> **Aim of the exercise**: Lines holding the string "електронних" are the ones to copy; find them all in the data.
** start Data entries **
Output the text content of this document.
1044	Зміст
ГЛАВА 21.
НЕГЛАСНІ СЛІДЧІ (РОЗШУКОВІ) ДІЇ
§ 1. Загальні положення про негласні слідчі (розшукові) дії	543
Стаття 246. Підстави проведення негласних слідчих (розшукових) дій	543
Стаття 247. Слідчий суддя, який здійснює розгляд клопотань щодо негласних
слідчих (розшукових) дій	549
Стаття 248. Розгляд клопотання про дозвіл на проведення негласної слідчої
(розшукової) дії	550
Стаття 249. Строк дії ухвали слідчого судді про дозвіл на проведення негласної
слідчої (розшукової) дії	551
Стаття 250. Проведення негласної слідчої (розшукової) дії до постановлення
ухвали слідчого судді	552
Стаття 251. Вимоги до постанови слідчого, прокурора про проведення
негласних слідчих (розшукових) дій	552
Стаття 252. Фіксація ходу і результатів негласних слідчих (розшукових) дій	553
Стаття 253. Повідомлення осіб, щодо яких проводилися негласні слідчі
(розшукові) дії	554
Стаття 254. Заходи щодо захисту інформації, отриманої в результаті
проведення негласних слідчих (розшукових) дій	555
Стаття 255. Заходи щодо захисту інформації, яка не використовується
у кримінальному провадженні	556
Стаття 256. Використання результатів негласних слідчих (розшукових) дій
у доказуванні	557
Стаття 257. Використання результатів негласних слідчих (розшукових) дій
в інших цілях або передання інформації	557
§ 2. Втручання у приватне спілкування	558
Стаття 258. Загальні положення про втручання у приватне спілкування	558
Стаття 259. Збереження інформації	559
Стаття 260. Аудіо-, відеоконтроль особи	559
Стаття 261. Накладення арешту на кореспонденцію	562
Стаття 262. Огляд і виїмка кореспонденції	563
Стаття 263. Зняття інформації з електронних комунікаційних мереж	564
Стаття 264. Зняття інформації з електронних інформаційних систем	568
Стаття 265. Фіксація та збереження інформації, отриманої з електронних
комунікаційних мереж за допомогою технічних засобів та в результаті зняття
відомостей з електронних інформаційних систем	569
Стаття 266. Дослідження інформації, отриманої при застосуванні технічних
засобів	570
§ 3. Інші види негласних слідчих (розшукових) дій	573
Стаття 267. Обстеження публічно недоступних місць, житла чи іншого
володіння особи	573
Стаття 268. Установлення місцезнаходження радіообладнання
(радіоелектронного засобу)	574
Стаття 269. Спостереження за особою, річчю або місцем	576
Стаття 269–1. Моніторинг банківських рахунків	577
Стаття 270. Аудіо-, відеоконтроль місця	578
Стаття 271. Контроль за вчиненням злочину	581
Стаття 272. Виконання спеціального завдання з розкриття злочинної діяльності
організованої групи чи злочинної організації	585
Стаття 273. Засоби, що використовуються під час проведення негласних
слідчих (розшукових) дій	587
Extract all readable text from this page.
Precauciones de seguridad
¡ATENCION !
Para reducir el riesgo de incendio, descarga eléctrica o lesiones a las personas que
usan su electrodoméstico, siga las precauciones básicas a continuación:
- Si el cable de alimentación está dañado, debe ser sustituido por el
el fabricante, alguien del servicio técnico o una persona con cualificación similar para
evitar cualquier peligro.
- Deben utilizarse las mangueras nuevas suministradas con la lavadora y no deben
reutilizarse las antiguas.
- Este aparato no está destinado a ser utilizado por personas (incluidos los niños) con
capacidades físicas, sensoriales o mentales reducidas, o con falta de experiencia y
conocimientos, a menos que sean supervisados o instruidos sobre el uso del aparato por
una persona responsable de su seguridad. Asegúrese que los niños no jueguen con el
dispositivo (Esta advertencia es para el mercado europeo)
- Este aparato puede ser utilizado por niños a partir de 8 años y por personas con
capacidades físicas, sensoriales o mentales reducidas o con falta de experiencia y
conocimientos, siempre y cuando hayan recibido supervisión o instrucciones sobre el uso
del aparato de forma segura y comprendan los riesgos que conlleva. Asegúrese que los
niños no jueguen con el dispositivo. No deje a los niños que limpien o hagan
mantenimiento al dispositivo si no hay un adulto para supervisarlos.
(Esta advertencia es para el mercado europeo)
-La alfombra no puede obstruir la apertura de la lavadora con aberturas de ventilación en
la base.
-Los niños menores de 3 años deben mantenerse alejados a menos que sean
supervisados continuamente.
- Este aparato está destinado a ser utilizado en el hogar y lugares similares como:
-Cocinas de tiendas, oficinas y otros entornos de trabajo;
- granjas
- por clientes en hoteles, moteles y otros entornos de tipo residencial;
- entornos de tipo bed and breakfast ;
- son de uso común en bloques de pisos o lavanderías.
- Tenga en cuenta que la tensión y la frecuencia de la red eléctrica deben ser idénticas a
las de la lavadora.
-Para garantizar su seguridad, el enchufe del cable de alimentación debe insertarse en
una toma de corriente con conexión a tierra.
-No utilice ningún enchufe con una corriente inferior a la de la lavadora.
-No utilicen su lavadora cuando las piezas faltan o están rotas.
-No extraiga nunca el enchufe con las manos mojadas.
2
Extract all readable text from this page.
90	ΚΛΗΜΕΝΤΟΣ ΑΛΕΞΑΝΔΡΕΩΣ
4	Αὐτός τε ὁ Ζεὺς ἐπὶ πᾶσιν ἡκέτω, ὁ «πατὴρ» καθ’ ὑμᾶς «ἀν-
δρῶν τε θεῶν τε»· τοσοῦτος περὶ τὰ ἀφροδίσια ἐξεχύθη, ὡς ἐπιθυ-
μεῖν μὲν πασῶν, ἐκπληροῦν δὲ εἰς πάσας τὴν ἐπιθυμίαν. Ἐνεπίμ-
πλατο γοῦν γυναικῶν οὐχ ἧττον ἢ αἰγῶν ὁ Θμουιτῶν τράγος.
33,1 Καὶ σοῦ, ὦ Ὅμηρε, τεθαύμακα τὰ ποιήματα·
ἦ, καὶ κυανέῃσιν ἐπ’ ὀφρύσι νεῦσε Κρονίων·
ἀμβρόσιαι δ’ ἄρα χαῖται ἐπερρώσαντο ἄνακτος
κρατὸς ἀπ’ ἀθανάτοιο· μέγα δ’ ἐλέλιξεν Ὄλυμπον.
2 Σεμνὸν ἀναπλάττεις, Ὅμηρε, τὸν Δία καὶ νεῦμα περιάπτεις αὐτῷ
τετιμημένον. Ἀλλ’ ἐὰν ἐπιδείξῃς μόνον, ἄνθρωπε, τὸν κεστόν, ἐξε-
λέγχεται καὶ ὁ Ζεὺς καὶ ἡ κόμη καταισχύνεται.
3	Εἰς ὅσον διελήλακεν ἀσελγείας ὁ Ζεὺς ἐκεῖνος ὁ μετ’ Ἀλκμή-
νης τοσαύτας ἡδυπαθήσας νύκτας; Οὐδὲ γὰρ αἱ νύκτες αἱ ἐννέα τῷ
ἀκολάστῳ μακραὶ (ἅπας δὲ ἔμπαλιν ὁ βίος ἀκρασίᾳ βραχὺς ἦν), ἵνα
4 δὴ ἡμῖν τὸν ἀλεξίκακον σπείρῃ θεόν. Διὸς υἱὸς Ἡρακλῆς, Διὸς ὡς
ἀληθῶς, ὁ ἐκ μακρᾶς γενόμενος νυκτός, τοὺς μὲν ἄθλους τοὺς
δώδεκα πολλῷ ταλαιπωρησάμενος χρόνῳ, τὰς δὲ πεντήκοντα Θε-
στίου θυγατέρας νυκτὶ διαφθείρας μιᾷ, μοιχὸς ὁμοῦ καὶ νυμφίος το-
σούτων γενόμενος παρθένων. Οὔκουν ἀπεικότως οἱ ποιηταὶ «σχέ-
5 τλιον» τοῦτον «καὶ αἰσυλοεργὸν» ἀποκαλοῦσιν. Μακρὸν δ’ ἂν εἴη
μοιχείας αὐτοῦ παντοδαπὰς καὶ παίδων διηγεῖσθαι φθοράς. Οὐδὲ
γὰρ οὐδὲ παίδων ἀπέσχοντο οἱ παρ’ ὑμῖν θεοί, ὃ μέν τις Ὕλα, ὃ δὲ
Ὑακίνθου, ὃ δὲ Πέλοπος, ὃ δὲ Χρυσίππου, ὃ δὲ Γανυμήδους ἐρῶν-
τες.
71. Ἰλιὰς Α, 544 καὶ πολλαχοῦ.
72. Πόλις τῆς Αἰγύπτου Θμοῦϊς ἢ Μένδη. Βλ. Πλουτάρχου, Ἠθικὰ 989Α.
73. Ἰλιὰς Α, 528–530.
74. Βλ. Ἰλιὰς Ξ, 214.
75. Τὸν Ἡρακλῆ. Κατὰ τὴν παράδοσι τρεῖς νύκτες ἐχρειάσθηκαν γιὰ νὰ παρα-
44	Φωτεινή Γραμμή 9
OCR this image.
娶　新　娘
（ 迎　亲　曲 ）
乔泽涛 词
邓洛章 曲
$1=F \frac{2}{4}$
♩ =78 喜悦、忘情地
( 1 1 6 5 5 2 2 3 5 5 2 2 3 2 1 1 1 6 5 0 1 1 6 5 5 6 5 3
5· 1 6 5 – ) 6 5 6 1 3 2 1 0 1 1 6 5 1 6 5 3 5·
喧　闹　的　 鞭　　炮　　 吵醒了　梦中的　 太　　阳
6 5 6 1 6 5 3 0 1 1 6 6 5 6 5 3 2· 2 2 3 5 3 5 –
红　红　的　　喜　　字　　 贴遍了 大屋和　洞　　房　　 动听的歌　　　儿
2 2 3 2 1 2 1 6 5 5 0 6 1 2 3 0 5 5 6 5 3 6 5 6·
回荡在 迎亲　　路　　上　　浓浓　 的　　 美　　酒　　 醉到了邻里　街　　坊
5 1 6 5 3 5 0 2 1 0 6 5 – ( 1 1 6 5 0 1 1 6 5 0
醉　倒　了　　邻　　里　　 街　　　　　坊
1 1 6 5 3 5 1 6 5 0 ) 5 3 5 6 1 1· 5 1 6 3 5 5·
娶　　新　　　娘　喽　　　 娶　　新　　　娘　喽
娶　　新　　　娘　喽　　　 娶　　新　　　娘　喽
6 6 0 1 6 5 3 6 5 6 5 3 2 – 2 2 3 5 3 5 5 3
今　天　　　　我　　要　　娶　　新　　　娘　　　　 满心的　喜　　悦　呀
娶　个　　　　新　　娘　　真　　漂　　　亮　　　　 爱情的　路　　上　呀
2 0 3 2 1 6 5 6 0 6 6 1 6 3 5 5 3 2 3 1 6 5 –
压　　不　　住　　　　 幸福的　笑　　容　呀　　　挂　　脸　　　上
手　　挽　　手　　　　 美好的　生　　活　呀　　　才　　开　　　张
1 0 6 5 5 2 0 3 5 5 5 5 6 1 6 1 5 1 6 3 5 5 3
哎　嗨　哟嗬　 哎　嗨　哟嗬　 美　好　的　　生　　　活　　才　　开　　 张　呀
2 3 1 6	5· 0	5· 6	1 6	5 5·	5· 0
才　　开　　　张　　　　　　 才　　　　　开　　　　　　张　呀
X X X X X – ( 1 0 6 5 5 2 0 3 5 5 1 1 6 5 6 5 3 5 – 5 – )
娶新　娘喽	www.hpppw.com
** end Data entries **
> **The reply**:
Стаття 263. Зняття інформації з електронних комунікаційних мереж	564
Стаття 264. Зняття інформації з електронних інформаційних систем	568
Стаття 265. Фіксація та збереження інформації, отриманої з електронних
відомостей з електронних інформаційних систем	569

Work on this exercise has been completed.